[Stored data]
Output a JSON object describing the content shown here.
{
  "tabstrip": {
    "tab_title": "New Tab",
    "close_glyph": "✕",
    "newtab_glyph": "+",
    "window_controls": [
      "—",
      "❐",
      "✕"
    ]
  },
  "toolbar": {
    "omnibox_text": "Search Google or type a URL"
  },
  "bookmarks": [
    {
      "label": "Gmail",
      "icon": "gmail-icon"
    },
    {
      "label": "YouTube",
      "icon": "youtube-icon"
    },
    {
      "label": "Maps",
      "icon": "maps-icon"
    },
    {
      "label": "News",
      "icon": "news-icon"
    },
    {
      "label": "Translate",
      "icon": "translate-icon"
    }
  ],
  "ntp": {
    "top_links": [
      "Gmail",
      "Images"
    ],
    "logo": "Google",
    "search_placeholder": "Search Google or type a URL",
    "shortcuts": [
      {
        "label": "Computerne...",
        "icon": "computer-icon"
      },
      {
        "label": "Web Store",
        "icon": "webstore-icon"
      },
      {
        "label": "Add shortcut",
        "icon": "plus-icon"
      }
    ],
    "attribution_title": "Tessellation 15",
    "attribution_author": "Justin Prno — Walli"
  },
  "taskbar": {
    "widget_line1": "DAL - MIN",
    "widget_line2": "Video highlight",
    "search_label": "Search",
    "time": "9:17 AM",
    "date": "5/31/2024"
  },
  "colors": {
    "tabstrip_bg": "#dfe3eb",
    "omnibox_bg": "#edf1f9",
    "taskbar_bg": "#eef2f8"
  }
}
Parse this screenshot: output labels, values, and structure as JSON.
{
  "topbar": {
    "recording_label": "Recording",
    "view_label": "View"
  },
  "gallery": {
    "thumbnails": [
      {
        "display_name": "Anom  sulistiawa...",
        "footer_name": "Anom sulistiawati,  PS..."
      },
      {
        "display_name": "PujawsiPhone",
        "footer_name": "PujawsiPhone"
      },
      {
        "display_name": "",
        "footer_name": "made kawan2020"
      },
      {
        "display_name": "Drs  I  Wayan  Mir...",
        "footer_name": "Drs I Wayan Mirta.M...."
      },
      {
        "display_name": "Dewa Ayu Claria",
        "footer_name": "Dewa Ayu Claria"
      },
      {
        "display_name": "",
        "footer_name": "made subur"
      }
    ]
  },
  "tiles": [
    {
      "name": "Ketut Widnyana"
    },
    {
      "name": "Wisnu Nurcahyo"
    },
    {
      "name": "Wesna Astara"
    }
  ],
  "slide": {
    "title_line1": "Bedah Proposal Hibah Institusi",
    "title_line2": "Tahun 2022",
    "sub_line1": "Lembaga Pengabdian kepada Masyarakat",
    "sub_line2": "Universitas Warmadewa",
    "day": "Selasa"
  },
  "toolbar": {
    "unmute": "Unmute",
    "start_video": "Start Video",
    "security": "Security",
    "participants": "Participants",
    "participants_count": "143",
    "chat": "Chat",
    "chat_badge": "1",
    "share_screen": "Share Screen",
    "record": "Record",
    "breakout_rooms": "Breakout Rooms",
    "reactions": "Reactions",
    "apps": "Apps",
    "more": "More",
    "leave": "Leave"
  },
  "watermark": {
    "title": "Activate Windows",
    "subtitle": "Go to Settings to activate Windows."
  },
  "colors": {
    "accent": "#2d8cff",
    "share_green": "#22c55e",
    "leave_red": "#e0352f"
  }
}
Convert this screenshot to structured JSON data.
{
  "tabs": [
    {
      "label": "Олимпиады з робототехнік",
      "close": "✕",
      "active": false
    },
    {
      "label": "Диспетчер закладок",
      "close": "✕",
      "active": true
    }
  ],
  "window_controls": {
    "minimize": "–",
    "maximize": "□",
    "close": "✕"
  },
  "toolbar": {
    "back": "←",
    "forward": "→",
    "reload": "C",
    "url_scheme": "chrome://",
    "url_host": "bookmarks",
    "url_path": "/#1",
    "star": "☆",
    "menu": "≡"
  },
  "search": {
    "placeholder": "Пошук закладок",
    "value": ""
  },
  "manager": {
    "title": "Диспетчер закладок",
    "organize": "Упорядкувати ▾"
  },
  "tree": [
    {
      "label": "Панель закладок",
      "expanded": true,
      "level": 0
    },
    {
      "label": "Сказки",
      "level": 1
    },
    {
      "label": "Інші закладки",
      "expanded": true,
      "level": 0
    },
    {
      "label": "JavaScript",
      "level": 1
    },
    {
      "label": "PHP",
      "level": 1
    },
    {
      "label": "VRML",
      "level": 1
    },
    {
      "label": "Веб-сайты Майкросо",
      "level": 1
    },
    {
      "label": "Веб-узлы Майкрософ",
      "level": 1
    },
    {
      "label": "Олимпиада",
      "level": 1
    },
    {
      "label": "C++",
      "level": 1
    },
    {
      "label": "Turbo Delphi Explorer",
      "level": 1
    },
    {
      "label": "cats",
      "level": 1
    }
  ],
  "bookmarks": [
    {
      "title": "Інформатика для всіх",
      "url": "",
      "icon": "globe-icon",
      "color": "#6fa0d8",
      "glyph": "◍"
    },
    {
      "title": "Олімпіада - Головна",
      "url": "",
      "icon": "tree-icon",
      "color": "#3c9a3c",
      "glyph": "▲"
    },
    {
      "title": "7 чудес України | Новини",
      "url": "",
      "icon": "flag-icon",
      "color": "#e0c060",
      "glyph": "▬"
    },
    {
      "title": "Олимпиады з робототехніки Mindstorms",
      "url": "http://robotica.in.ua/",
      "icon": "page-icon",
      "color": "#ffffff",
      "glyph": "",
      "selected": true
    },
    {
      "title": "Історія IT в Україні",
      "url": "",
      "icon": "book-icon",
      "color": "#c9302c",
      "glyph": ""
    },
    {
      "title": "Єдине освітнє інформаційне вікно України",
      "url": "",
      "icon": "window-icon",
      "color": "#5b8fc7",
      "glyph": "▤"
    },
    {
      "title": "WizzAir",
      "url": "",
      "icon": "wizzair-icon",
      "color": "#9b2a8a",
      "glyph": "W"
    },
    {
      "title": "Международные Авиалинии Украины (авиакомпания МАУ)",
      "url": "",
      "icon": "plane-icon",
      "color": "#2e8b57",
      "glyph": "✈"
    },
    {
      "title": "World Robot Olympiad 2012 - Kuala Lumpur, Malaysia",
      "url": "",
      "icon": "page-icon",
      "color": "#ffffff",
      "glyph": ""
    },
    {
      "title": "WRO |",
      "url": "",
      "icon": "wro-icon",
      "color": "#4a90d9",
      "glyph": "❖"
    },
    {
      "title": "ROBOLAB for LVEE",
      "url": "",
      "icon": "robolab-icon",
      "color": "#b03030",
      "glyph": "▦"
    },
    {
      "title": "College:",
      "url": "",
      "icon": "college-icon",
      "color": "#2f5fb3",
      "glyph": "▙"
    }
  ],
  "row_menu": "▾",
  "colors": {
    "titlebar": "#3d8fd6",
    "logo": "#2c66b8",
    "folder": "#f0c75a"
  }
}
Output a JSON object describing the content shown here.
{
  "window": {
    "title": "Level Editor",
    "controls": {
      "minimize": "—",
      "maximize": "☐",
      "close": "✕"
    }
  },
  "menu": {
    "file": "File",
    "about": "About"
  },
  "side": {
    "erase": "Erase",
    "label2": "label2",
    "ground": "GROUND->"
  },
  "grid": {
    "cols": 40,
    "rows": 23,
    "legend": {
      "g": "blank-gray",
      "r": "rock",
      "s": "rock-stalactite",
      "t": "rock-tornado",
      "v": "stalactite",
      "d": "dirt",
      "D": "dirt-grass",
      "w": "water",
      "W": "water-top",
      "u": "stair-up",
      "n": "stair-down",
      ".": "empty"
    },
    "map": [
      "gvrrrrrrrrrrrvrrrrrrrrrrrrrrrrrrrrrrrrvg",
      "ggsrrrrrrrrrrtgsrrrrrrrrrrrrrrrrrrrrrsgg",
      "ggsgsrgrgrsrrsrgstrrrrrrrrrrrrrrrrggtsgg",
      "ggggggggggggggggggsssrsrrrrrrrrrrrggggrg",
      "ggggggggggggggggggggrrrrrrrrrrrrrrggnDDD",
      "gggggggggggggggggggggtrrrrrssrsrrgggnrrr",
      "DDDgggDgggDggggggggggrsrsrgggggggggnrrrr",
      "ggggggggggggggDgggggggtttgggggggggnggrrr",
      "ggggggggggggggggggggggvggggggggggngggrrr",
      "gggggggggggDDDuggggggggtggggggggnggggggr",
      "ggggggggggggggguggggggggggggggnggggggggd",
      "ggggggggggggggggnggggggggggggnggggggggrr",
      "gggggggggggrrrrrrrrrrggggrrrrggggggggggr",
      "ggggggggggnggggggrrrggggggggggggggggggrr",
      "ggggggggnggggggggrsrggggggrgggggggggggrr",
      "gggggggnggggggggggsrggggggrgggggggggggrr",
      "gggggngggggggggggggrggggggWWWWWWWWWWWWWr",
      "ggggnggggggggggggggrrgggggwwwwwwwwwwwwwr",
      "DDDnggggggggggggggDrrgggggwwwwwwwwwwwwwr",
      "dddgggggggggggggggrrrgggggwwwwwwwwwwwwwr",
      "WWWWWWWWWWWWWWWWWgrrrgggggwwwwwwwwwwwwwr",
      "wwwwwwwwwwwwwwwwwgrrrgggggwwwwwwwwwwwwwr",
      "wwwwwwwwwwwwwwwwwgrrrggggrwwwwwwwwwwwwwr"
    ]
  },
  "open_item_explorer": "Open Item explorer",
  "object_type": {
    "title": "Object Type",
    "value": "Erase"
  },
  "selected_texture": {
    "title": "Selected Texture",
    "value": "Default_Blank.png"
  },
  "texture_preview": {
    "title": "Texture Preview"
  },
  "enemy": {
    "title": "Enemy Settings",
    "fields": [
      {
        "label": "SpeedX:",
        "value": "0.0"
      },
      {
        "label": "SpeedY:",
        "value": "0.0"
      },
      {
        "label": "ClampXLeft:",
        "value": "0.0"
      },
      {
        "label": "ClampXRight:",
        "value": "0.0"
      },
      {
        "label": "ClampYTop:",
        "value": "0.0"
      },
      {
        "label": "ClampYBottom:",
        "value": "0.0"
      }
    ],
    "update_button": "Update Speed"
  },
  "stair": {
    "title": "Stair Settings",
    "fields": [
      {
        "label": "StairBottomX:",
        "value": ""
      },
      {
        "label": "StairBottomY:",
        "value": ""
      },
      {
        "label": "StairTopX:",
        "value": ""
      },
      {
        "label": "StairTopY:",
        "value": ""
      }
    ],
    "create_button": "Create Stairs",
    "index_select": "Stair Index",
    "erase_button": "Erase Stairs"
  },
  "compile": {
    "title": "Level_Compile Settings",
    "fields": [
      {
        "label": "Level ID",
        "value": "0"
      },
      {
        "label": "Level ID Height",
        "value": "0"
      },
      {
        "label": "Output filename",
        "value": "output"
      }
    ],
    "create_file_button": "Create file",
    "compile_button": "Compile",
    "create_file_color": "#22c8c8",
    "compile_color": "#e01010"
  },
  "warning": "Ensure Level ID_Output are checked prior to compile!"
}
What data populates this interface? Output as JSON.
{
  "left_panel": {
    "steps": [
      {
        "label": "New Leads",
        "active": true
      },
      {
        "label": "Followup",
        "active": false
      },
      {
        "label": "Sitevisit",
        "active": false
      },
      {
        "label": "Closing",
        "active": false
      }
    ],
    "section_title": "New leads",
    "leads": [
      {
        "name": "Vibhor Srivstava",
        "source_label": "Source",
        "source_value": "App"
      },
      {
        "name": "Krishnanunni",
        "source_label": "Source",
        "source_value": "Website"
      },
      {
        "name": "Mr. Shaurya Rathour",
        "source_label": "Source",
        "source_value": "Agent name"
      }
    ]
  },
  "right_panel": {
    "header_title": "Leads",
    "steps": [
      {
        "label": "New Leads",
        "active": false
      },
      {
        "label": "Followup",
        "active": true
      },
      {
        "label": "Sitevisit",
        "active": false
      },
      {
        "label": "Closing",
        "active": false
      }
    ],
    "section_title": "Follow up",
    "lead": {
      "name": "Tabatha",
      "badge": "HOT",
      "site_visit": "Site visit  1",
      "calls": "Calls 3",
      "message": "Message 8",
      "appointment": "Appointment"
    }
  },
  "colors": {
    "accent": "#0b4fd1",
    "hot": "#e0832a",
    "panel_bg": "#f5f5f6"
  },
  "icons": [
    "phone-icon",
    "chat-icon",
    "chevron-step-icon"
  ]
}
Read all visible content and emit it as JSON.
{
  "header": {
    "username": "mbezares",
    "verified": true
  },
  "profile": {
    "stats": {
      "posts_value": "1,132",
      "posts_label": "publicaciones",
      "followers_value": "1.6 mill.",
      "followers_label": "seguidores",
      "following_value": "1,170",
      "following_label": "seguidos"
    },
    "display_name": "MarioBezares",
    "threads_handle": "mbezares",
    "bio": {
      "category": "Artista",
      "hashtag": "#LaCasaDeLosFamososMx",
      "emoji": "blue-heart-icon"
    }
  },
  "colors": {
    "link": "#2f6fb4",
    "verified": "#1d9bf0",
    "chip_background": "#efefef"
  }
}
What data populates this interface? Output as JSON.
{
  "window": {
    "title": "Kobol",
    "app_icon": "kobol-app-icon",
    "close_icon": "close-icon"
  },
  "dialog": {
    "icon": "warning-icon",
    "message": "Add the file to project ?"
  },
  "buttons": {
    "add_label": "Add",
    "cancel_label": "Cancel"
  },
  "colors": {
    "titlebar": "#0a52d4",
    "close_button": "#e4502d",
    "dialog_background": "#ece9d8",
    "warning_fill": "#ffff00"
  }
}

• [WHAT YOU HAVE TO DO]:
Check each line above for the string "Stairs" and show the ones that have it.

• [FINAL RESULT]:
    "create_button": "Create Stairs",
    "erase_button": "Erase Stairs"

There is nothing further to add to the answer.